Copy the entries from the line with "scale: 大 to 小 [145,838,455,885]" to the line with "banner: 大きさ: 大きさ [245,614,351,653]", swapping "tag" for "label" and leaving everything else as it is.
+ + + +
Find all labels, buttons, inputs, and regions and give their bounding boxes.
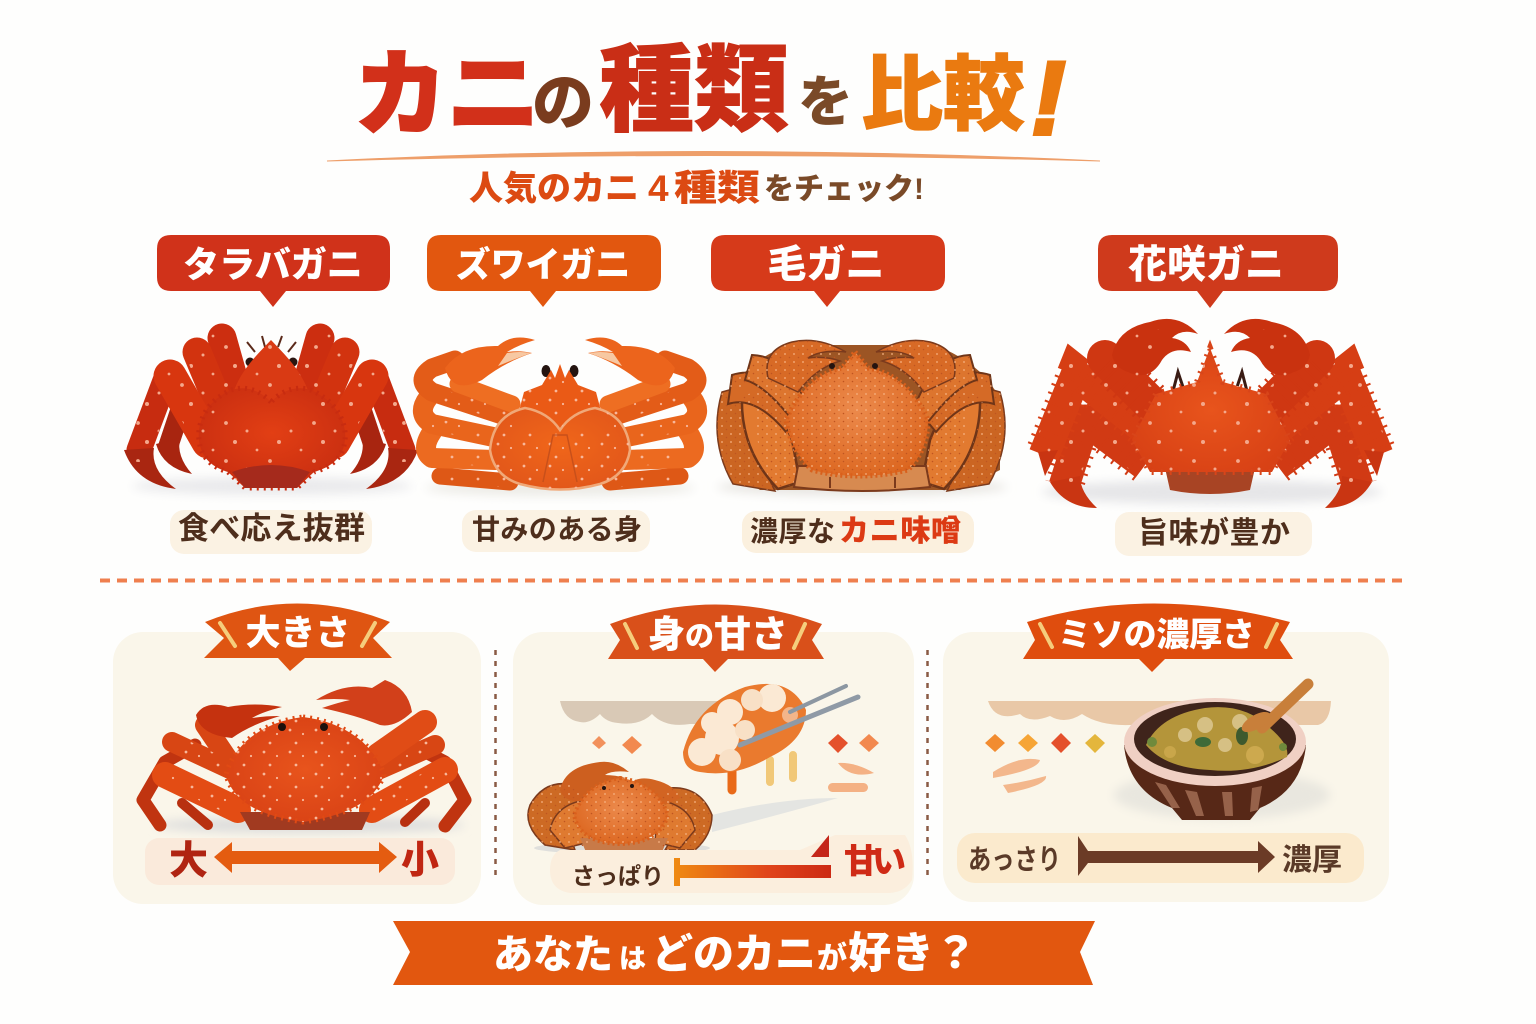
scale: 大 to 小 [145,838,455,885]
banner: ミソの濃厚さ [1023,604,1293,672]
caption: タラバガニ: 食べ応え抜群 [178,511,365,546]
scale: さっぱり to 甘い [550,835,913,893]
tag: 毛ガニ: 毛ガニ [767,244,885,287]
tag: ズワイガニ [427,235,661,307]
title: を [798,71,853,133]
title: ! [1031,41,1066,157]
panel: 身の甘さ [513,604,914,905]
panel: 大きさ [113,604,481,904]
banner: 大きさ: 大きさ [245,614,351,653]
subtitle: 種類 [674,167,760,208]
bottom ribbon [393,921,1095,985]
streaks [993,759,1046,793]
title: 比較 [861,50,1025,141]
crab: ズワイガニ [423,338,697,496]
tag: タラバガニ: タラバガニ [183,244,363,285]
banner: ミソの濃厚さ: ミソの濃厚さ [1058,616,1255,653]
banner: 身の甘さ: 身 [648,614,685,655]
tag: 花咲ガニ [1098,235,1338,308]
bottom ribbon: あなたはどのカニが好き？ [493,930,977,978]
crab: タラバガニ [124,336,418,495]
awning decoration [988,701,1331,725]
banner: 身の甘さ [608,604,824,672]
scale: 大 to 小: 大 [169,840,208,883]
miso bowl [1114,684,1330,820]
tag: ズワイガニ: ズワイガニ [455,245,631,285]
crab: 花咲ガニ [1038,319,1384,508]
tag: タラバガニ [157,235,390,307]
tag: 花咲ガニ: 花咲ガニ [1128,244,1284,287]
crab: 毛ガニ [717,340,1007,496]
diamonds left [592,736,642,754]
crab meat on chopsticks [683,684,858,790]
banner: 身の甘さ: の [685,621,714,653]
diamonds [985,733,1105,753]
subtitle: 人気のカニ [469,170,639,208]
plate shadow [712,798,838,832]
hairy crab illustration [528,762,712,854]
panel: ミソの濃厚さ [943,604,1389,902]
subtitle: をチェック! [764,173,924,206]
title [354,38,1066,157]
scale: あっさり to 濃厚: 濃厚 [1282,844,1342,877]
caption: 毛ガニ: カニ味噌 [839,515,961,548]
title underline [327,152,1100,161]
scale: あっさり to 濃厚: あっさり [968,844,1061,875]
crab illustration: size [143,680,465,833]
caption: ズワイガニ [462,510,650,552]
caption: 毛ガニ: 濃厚な [750,516,835,547]
title: カニ [354,43,540,147]
caption: ズワイガニ: 甘みのある身 [472,514,642,545]
caption: 花咲ガニ [1115,512,1312,556]
caption: 花咲ガニ: 旨味が豊か [1138,516,1290,550]
separators [496,650,928,875]
tag: 毛ガニ [711,235,945,307]
subtitle [469,167,924,209]
diamonds and streaks right [828,734,879,792]
scale: 大 to 小: 小 [401,840,439,882]
banner: 身の甘さ: 甘さ [714,614,788,655]
scale: さっぱり to 甘い: さっぱり [572,863,664,889]
scale: あっさり to 濃厚 [957,833,1364,883]
awning decoration [560,701,725,725]
subtitle: 4 [648,168,669,209]
caption: 毛ガニ [742,511,974,553]
scale: さっぱり to 甘い: 甘い [844,843,906,881]
banner: 大きさ [204,604,392,671]
title: の [532,69,594,138]
title: 種類 [599,38,789,144]
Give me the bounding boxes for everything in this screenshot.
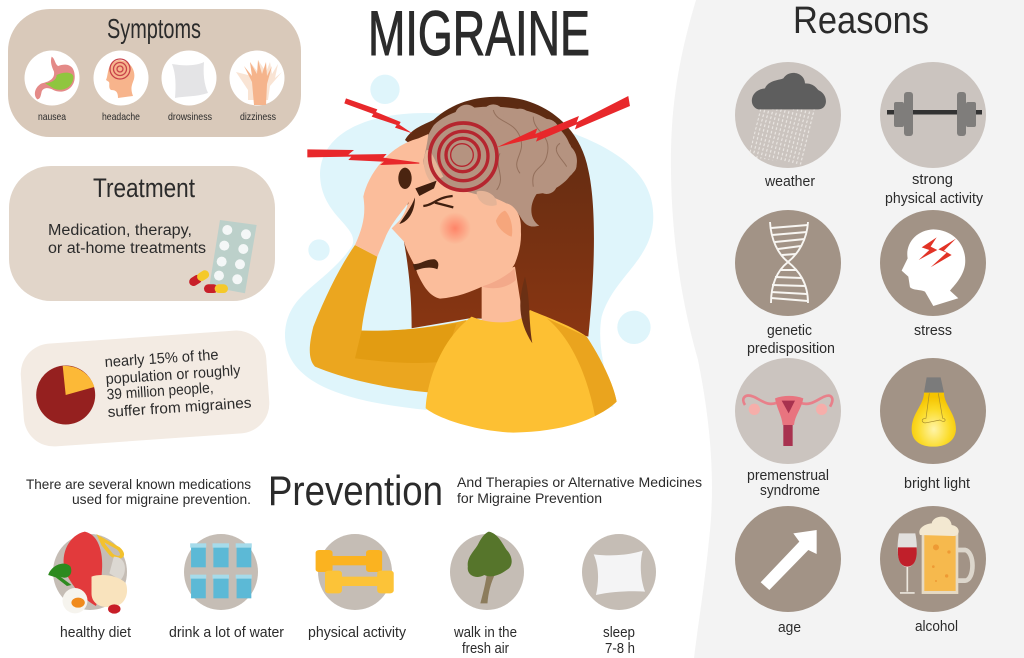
+ + + +
= Problem solution =
scale: 大 to 小 [145,838,455,885]
banner: ミソの濃厚さ [1023,604,1293,672]
caption: タラバガニ: 食べ応え抜群 [178,511,365,546]
scale: さっぱり to 甘い [550,835,913,893]
label: 毛ガニ: 毛ガニ [767,244,885,287]
label: ズワイガニ [427,235,661,307]
title: を [798,71,853,133]
title: ! [1031,41,1066,157]
panel: 身の甘さ [513,604,914,905]
panel: 大きさ [113,604,481,904]
banner: 大きさ: 大きさ [245,614,351,653]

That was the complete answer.